**Assignment:** Reproduce word for word the section of the judgment passage below that opens with the words containing "27. The appellant" and closes with "from her family.".

**Supplied passage:**
BEGIN

27. The appellant in my view mounted a defence which at best was simply to cover up the crime. He roped in the victim’s father no less and the grandmother as well but the trial court correctly placed appropriate weight to their testimonies. I must observe once again that one cannot help but admire the courage of mother of the victim. She was threatened and urged to keep her mouth shut but she could hear none of it. She of course paid the price because she was forced to go back to her home but I am sure she was satisfied when justice was finally served. Had it not been her sacrifice and courage perhaps this case might not have seen the light of the day. Remember, she had just given birth but she single handedly took her daughter to hospital for treatment despite hostility she faced from her family.

END

**Records supplied:**
BEGIN

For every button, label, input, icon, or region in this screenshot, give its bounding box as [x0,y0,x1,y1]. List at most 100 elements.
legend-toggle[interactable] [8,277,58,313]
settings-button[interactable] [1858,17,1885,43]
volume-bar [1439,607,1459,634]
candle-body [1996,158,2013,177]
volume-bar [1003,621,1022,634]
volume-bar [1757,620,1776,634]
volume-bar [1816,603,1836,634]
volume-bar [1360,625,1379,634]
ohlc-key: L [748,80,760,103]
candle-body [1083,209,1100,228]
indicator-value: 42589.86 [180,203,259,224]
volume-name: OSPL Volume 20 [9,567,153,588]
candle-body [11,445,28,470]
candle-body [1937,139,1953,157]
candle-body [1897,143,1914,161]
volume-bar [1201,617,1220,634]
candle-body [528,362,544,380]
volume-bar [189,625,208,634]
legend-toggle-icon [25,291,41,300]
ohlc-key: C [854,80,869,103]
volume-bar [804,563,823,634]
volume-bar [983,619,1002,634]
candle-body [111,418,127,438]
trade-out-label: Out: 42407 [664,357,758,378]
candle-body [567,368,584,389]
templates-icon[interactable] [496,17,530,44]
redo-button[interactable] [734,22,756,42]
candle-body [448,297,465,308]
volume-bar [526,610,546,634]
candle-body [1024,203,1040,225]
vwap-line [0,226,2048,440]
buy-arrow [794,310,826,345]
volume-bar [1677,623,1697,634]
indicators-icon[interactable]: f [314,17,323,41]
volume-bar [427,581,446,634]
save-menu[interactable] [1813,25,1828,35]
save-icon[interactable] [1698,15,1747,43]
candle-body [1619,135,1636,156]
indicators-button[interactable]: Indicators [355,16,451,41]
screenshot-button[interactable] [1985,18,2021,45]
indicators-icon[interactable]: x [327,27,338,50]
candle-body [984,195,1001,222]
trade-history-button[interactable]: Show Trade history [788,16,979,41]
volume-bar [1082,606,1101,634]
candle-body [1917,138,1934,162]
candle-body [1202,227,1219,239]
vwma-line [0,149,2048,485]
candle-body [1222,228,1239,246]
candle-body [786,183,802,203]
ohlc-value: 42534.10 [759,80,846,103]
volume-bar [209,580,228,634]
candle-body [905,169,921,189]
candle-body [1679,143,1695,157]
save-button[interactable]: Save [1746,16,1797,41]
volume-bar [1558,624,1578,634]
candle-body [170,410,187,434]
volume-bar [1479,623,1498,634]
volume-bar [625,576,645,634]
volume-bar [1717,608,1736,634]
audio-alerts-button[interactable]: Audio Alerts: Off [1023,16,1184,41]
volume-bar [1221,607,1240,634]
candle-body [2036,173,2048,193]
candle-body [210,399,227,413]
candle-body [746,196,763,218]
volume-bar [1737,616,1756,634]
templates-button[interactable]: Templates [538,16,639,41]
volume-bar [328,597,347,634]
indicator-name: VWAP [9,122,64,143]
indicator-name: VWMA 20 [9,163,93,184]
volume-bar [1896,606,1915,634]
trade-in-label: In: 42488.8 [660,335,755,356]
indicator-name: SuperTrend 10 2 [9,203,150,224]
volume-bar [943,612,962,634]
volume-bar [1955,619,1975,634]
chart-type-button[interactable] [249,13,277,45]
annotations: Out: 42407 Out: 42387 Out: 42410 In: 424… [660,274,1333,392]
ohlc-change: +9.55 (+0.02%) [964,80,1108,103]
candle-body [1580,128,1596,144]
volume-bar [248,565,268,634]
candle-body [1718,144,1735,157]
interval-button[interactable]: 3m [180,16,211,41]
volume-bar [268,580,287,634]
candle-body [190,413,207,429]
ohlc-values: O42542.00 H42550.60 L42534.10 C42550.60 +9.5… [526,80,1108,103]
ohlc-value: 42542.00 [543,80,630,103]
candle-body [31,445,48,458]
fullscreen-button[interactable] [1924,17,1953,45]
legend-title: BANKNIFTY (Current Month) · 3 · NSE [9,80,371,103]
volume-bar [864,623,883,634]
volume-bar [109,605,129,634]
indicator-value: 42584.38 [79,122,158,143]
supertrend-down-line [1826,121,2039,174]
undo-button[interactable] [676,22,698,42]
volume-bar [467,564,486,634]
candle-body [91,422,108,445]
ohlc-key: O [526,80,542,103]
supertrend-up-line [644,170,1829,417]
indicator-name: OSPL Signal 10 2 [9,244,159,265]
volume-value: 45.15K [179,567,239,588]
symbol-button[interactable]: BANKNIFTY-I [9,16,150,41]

END

**Expected answer:**
27. The appellant in my view mounted a defence which at best was simply to cover up the crime. He roped in the victim’s father no less and the grandmother as well but the trial court correctly placed appropriate weight to their testimonies. I must observe once again that one cannot help but admire the courage of mother of the victim. She was threatened and urged to keep her mouth shut but she could hear none of it. She of course paid the price because she was forced to go back to her home but I am sure she was satisfied when justice was finally served. Had it not been her sacrifice and courage perhaps this case might not have seen the light of the day. Remember, she had just given birth but she single handedly took her daughter to hospital for treatment despite hostility she faced from her family.